[START Supplied data]

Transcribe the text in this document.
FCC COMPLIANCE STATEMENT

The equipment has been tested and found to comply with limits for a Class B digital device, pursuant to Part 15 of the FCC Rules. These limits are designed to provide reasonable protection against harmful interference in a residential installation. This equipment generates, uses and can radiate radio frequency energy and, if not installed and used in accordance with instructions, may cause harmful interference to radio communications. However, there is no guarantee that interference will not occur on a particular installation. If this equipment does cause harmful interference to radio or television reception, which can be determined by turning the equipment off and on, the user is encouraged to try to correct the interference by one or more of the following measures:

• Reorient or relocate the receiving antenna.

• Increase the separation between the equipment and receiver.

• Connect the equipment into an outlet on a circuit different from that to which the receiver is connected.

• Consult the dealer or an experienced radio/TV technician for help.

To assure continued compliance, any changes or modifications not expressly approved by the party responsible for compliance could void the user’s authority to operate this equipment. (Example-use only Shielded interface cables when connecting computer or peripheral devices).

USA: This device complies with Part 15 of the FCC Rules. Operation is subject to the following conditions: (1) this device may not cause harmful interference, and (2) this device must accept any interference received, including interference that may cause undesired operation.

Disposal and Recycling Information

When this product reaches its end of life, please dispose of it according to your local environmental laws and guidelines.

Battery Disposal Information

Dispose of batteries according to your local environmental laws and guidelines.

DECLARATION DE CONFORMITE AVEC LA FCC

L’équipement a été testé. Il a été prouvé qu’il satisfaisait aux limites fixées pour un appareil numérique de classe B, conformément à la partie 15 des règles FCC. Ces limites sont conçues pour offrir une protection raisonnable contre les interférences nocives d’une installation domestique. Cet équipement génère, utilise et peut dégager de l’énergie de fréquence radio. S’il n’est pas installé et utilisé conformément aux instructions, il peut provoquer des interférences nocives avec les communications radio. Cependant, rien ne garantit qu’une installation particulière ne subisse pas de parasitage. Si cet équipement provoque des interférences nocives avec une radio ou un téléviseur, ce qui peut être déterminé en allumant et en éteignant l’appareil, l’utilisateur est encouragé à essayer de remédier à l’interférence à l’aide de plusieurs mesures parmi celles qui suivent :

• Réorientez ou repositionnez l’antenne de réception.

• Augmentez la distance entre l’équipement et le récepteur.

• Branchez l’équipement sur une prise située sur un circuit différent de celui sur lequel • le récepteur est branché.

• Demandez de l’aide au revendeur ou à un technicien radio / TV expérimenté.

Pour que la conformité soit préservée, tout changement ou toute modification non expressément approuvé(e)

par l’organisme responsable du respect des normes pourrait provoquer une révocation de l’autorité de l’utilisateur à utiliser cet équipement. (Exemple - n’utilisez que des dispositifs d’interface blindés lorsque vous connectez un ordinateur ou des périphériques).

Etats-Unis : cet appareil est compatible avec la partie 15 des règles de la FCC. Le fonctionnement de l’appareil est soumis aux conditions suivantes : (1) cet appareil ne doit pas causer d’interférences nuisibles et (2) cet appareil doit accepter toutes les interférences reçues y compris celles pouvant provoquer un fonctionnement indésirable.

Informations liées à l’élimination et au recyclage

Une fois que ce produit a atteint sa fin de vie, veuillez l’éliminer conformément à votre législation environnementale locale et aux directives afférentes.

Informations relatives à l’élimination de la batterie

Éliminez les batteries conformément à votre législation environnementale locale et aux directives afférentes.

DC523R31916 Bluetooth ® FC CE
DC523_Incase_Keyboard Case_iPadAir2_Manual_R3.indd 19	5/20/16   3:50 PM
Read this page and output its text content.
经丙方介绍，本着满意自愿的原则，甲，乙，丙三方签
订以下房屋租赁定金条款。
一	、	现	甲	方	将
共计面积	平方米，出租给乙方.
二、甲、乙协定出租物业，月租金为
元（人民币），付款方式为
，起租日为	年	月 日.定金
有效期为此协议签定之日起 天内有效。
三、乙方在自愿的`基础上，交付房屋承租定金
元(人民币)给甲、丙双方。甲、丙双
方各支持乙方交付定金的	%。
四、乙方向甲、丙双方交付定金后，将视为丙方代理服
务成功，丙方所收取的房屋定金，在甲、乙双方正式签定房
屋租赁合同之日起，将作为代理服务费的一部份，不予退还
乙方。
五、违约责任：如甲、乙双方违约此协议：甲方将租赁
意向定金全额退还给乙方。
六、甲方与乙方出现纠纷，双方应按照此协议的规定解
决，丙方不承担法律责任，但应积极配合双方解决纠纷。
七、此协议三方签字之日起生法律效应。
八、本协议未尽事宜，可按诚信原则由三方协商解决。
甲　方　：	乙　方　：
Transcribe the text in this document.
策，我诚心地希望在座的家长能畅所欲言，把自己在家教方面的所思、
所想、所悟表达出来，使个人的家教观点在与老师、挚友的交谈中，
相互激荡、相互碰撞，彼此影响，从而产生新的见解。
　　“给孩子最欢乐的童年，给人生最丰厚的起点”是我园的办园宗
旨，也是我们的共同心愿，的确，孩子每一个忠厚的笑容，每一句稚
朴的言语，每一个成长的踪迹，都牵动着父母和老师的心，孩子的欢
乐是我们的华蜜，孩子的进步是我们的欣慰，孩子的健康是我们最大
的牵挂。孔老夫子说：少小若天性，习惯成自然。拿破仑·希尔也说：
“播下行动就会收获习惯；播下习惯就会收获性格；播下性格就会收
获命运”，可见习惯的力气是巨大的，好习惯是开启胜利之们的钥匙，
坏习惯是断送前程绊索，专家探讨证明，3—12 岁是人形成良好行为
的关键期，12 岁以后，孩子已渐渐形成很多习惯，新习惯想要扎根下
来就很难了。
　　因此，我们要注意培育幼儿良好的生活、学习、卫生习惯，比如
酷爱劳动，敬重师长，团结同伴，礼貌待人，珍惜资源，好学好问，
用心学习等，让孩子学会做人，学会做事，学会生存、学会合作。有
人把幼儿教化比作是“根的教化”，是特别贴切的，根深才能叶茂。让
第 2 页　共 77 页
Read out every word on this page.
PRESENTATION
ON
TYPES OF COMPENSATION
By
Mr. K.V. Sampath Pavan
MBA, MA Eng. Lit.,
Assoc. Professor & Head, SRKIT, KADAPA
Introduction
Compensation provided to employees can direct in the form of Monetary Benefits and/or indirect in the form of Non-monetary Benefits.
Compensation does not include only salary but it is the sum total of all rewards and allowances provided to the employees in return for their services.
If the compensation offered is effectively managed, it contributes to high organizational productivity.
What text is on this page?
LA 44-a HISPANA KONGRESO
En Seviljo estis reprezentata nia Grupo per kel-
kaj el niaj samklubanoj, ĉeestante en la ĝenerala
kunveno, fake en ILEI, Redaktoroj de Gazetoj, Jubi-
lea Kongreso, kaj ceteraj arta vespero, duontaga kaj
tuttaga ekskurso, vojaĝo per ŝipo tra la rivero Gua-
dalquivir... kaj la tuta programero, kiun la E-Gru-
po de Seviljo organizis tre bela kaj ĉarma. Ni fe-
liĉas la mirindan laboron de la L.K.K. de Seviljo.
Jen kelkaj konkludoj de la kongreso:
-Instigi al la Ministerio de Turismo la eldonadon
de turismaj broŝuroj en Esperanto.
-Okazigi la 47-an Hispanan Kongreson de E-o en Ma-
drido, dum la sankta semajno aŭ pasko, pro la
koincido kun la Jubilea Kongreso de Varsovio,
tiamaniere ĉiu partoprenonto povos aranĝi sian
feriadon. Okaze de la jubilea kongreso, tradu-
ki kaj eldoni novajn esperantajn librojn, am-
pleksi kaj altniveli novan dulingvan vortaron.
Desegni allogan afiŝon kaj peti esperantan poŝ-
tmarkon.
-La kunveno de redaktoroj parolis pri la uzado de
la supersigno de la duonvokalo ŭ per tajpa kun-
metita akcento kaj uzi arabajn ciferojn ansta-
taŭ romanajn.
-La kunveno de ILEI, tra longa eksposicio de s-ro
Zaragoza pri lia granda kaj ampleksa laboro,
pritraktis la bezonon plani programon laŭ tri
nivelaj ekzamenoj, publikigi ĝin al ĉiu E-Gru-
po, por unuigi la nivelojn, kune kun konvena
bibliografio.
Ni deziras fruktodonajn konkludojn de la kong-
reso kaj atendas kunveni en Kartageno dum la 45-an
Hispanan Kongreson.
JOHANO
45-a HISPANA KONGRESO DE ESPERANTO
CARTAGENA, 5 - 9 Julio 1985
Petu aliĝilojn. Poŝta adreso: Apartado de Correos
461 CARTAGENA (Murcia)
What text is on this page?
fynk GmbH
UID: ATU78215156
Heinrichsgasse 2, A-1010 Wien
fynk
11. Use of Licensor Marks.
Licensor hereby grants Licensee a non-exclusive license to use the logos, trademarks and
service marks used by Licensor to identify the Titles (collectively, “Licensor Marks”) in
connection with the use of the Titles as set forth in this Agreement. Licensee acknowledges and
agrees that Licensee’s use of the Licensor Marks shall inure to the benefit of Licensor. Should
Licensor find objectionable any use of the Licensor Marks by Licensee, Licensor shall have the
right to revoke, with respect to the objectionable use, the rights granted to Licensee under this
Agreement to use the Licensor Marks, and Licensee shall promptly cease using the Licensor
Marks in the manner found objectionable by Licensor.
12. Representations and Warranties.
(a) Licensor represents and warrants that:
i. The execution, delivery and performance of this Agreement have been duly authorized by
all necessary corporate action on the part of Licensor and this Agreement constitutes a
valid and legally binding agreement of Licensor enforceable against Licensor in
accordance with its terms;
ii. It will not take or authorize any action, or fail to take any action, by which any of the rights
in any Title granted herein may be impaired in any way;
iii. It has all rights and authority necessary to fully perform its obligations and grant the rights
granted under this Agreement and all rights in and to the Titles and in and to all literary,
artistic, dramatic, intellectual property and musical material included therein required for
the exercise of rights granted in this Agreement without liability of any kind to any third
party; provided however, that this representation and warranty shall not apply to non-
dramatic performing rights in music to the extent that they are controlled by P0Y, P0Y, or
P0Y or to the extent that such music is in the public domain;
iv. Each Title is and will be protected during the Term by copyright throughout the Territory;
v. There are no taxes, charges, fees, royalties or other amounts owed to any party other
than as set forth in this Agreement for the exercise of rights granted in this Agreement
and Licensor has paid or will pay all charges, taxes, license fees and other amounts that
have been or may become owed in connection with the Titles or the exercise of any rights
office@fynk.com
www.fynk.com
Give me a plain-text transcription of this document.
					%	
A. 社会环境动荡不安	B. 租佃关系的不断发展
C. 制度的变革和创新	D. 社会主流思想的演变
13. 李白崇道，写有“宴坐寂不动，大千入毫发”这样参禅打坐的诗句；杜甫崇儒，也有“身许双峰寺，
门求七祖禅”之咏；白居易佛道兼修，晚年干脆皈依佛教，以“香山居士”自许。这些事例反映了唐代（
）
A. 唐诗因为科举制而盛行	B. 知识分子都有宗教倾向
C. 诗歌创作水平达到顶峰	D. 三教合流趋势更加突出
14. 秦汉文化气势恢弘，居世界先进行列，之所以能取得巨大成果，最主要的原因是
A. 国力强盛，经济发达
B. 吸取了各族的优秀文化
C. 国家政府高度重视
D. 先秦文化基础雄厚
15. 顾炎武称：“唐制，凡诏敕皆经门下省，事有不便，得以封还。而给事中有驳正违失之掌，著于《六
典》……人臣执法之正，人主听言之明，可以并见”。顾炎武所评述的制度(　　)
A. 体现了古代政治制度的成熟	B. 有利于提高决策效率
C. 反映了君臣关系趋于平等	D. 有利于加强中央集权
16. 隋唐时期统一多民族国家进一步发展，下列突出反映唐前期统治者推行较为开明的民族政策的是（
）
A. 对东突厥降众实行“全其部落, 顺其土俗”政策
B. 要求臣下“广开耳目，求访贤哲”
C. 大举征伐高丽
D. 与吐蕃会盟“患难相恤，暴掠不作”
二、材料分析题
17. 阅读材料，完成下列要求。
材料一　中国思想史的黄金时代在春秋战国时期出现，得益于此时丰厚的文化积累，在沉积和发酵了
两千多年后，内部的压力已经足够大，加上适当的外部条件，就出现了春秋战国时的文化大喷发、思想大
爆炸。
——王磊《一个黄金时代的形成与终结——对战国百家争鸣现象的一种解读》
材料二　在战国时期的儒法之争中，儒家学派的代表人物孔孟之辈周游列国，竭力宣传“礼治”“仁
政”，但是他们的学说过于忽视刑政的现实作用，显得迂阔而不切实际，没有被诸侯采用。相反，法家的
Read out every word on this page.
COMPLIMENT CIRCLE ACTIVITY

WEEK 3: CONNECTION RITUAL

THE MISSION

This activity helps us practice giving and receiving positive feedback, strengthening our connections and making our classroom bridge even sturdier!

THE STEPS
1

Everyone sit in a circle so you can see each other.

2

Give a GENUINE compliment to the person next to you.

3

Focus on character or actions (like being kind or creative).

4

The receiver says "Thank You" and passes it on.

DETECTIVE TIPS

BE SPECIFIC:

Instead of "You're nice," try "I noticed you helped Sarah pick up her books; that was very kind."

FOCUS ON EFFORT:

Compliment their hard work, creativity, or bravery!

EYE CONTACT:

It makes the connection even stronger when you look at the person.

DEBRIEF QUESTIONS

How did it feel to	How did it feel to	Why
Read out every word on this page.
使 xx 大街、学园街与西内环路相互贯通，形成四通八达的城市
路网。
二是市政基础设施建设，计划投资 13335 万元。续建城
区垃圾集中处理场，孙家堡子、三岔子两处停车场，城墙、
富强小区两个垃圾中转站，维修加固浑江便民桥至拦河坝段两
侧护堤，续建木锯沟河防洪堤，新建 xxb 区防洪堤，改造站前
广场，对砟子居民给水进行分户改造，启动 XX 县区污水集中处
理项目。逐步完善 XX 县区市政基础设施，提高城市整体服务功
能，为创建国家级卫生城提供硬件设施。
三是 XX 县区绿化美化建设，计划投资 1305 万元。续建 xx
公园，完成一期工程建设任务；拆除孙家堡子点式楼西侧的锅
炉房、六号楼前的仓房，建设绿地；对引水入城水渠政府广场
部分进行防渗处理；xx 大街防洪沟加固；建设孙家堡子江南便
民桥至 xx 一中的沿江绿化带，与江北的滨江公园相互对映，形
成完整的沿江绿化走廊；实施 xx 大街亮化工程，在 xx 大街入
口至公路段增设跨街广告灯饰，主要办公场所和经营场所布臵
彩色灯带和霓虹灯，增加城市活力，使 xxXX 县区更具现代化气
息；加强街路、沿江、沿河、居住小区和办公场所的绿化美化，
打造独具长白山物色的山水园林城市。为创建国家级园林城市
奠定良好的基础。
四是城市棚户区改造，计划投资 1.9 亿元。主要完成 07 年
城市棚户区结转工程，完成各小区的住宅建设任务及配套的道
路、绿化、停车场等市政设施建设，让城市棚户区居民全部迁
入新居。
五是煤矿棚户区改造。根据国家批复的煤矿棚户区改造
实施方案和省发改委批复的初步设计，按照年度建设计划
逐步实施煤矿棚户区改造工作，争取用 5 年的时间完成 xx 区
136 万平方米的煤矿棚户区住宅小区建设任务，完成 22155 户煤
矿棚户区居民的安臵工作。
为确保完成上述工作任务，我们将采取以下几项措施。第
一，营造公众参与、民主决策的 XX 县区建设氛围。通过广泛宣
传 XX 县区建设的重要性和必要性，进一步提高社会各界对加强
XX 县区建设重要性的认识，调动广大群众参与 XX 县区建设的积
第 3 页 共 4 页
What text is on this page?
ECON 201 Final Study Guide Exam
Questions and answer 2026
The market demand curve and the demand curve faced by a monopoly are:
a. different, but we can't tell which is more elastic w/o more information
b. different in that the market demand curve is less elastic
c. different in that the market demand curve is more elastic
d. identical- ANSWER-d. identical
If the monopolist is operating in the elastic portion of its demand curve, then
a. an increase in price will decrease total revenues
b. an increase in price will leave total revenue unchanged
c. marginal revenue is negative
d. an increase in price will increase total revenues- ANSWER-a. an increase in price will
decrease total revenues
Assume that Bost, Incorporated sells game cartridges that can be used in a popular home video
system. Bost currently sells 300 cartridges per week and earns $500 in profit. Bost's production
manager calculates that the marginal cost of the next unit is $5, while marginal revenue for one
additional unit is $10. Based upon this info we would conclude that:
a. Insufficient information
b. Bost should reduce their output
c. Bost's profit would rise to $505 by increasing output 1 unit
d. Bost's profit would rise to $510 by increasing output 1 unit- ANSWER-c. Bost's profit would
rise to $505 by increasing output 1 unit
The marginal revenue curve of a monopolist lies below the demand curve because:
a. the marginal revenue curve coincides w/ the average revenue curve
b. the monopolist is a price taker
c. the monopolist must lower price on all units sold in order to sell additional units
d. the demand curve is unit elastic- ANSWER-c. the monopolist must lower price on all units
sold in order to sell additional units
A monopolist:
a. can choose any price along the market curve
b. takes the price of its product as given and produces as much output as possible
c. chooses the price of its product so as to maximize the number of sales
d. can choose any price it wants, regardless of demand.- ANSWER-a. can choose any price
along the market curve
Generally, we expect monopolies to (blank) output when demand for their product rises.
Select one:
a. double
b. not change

[END Supplied data]

## Exercise instructions:
Read through the data and copy every line where "under" shows up.

## Task result:
right to revoke, with respect to the objectionable use, the rights granted to Licensee under this
granted under this Agreement and all rights in and to the Titles and in and to all literary,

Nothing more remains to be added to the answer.